[BEGIN]

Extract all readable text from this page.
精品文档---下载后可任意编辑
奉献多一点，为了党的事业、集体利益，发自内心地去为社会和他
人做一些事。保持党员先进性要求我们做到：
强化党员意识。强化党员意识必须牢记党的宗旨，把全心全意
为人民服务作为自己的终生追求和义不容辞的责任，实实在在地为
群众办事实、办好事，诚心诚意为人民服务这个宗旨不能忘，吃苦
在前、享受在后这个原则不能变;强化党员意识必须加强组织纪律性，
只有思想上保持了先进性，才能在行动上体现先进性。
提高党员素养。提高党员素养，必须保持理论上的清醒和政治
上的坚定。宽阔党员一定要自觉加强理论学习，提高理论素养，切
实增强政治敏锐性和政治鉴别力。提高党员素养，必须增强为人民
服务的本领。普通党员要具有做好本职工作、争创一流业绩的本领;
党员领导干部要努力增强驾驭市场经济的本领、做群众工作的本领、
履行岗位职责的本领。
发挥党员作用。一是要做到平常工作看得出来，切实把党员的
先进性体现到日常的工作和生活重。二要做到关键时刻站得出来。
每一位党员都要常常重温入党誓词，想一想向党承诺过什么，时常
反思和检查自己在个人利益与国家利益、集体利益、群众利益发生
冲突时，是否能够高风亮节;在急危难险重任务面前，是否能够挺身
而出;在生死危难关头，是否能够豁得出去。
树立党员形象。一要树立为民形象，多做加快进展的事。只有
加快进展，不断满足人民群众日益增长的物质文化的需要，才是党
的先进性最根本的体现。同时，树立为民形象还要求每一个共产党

[END]

**Set problem**
Copy each line of the data above without altering a single character.

**Result of this exercise**
Extract all readable text from this page.
精品文档---下载后可任意编辑
奉献多一点，为了党的事业、集体利益，发自内心地去为社会和他
人做一些事。保持党员先进性要求我们做到：
强化党员意识。强化党员意识必须牢记党的宗旨，把全心全意
为人民服务作为自己的终生追求和义不容辞的责任，实实在在地为
群众办事实、办好事，诚心诚意为人民服务这个宗旨不能忘，吃苦
在前、享受在后这个原则不能变;强化党员意识必须加强组织纪律性，
只有思想上保持了先进性，才能在行动上体现先进性。
提高党员素养。提高党员素养，必须保持理论上的清醒和政治
上的坚定。宽阔党员一定要自觉加强理论学习，提高理论素养，切
实增强政治敏锐性和政治鉴别力。提高党员素养，必须增强为人民
服务的本领。普通党员要具有做好本职工作、争创一流业绩的本领;
党员领导干部要努力增强驾驭市场经济的本领、做群众工作的本领、
履行岗位职责的本领。
发挥党员作用。一是要做到平常工作看得出来，切实把党员的
先进性体现到日常的工作和生活重。二要做到关键时刻站得出来。
每一位党员都要常常重温入党誓词，想一想向党承诺过什么，时常
反思和检查自己在个人利益与国家利益、集体利益、群众利益发生
冲突时，是否能够高风亮节;在急危难险重任务面前，是否能够挺身
而出;在生死危难关头，是否能够豁得出去。
树立党员形象。一要树立为民形象，多做加快进展的事。只有
加快进展，不断满足人民群众日益增长的物质文化的需要，才是党
的先进性最根本的体现。同时，树立为民形象还要求每一个共产党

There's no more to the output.